#### [SOURCE DATA]
____________________

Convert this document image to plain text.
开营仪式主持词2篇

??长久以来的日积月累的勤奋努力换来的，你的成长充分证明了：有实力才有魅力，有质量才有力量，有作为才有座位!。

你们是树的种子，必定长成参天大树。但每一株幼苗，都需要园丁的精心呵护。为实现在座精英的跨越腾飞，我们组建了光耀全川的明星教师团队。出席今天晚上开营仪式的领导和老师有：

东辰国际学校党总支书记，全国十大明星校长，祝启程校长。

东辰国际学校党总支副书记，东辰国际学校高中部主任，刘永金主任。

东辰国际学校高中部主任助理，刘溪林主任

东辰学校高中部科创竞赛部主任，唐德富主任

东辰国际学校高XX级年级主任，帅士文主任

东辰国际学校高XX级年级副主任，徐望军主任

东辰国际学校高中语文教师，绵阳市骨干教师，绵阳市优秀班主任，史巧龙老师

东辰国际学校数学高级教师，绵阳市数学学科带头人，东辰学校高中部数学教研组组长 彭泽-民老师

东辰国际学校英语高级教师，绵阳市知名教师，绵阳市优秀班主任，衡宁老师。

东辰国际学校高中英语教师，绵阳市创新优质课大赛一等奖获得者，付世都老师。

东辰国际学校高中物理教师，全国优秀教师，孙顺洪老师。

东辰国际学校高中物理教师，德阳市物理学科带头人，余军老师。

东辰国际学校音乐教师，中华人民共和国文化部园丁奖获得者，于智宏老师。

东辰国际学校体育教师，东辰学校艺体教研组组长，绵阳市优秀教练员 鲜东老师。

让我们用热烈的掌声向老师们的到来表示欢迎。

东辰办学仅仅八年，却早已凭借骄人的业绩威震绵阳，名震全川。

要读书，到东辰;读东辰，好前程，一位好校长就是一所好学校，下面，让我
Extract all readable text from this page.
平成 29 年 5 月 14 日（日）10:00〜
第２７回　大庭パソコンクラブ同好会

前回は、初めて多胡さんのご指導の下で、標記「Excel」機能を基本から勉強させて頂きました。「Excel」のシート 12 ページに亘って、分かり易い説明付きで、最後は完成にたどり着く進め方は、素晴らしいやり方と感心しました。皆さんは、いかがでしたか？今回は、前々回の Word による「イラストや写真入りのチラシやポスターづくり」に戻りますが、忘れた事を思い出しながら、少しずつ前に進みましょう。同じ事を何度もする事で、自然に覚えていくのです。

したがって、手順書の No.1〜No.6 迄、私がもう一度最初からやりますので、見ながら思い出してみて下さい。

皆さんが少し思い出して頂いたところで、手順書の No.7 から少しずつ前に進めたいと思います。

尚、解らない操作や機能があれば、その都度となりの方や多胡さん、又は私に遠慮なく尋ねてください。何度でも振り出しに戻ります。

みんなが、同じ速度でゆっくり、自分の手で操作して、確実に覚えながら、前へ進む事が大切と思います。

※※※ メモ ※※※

____________________

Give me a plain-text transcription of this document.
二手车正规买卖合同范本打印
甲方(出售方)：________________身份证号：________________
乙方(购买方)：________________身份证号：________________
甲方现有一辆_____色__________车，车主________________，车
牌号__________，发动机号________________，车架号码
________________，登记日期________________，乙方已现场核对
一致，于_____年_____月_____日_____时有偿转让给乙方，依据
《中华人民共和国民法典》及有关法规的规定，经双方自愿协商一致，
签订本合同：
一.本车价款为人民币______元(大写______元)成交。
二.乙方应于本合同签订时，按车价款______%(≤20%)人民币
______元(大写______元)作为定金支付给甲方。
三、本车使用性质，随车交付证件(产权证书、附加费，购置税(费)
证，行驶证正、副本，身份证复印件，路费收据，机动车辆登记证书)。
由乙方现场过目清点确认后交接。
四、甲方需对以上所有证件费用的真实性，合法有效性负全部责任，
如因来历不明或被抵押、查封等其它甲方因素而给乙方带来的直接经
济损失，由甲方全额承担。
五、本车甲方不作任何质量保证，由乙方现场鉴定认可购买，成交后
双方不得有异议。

____________________

#### [REQUEST]
Pick out each line containing the string "绵阳市优秀班主任" and copy it.

#### [ANSWER]
东辰国际学校高中语文教师，绵阳市骨干教师，绵阳市优秀班主任，史巧龙老师
东辰国际学校英语高级教师，绵阳市知名教师，绵阳市优秀班主任，衡宁老师。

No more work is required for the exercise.